### What you have to do:
Transcribe the listing word for word.

## Begin Data for processing

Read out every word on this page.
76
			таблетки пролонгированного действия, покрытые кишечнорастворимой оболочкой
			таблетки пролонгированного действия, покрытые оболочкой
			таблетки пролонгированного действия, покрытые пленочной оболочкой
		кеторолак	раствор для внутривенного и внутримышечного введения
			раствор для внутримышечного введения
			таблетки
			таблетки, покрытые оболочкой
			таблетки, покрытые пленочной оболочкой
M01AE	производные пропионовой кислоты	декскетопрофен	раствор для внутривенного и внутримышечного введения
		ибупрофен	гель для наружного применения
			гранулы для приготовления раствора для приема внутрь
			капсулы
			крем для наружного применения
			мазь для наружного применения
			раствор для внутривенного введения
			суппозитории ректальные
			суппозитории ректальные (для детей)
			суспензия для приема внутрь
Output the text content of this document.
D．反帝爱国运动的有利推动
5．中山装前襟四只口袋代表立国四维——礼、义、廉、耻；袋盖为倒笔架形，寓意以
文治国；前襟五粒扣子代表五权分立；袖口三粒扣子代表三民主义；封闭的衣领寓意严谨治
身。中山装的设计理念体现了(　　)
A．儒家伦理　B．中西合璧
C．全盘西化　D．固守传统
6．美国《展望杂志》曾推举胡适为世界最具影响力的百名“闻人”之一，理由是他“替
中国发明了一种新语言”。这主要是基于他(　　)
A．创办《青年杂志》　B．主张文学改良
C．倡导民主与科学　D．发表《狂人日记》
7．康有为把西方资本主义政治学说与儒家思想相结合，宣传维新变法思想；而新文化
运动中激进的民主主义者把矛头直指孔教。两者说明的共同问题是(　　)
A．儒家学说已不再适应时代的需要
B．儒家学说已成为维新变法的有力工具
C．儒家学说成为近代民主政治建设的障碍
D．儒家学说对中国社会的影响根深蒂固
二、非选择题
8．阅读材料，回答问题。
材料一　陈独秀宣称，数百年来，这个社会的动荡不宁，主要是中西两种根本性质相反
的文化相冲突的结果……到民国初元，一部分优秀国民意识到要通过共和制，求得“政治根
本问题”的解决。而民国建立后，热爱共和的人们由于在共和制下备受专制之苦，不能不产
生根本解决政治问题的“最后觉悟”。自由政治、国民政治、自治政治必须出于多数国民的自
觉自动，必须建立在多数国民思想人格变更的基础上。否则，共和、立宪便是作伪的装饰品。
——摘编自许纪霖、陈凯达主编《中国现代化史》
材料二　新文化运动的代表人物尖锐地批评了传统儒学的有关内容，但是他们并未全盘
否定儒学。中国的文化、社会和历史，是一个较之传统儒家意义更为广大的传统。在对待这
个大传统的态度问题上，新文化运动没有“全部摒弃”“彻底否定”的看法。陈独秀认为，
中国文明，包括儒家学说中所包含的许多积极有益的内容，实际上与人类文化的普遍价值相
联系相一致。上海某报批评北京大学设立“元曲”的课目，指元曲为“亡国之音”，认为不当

## End Data for processing

### Full solution:
Read out every word on this page.
76
			таблетки пролонгированного действия, покрытые кишечнорастворимой оболочкой
			таблетки пролонгированного действия, покрытые оболочкой
			таблетки пролонгированного действия, покрытые пленочной оболочкой
		кеторолак	раствор для внутривенного и внутримышечного введения
			раствор для внутримышечного введения
			таблетки
			таблетки, покрытые оболочкой
			таблетки, покрытые пленочной оболочкой
M01AE	производные пропионовой кислоты	декскетопрофен	раствор для внутривенного и внутримышечного введения
		ибупрофен	гель для наружного применения
			гранулы для приготовления раствора для приема внутрь
			капсулы
			крем для наружного применения
			мазь для наружного применения
			раствор для внутривенного введения
			суппозитории ректальные
			суппозитории ректальные (для детей)
			суспензия для приема внутрь
Output the text content of this document.
D．反帝爱国运动的有利推动
5．中山装前襟四只口袋代表立国四维——礼、义、廉、耻；袋盖为倒笔架形，寓意以
文治国；前襟五粒扣子代表五权分立；袖口三粒扣子代表三民主义；封闭的衣领寓意严谨治
身。中山装的设计理念体现了(　　)
A．儒家伦理　B．中西合璧
C．全盘西化　D．固守传统
6．美国《展望杂志》曾推举胡适为世界最具影响力的百名“闻人”之一，理由是他“替
中国发明了一种新语言”。这主要是基于他(　　)
A．创办《青年杂志》　B．主张文学改良
C．倡导民主与科学　D．发表《狂人日记》
7．康有为把西方资本主义政治学说与儒家思想相结合，宣传维新变法思想；而新文化
运动中激进的民主主义者把矛头直指孔教。两者说明的共同问题是(　　)
A．儒家学说已不再适应时代的需要
B．儒家学说已成为维新变法的有力工具
C．儒家学说成为近代民主政治建设的障碍
D．儒家学说对中国社会的影响根深蒂固
二、非选择题
8．阅读材料，回答问题。
材料一　陈独秀宣称，数百年来，这个社会的动荡不宁，主要是中西两种根本性质相反
的文化相冲突的结果……到民国初元，一部分优秀国民意识到要通过共和制，求得“政治根
本问题”的解决。而民国建立后，热爱共和的人们由于在共和制下备受专制之苦，不能不产
生根本解决政治问题的“最后觉悟”。自由政治、国民政治、自治政治必须出于多数国民的自
觉自动，必须建立在多数国民思想人格变更的基础上。否则，共和、立宪便是作伪的装饰品。
——摘编自许纪霖、陈凯达主编《中国现代化史》
材料二　新文化运动的代表人物尖锐地批评了传统儒学的有关内容，但是他们并未全盘
否定儒学。中国的文化、社会和历史，是一个较之传统儒家意义更为广大的传统。在对待这
个大传统的态度问题上，新文化运动没有“全部摒弃”“彻底否定”的看法。陈独秀认为，
中国文明，包括儒家学说中所包含的许多积极有益的内容，实际上与人类文化的普遍价值相
联系相一致。上海某报批评北京大学设立“元曲”的课目，指元曲为“亡国之音”，认为不当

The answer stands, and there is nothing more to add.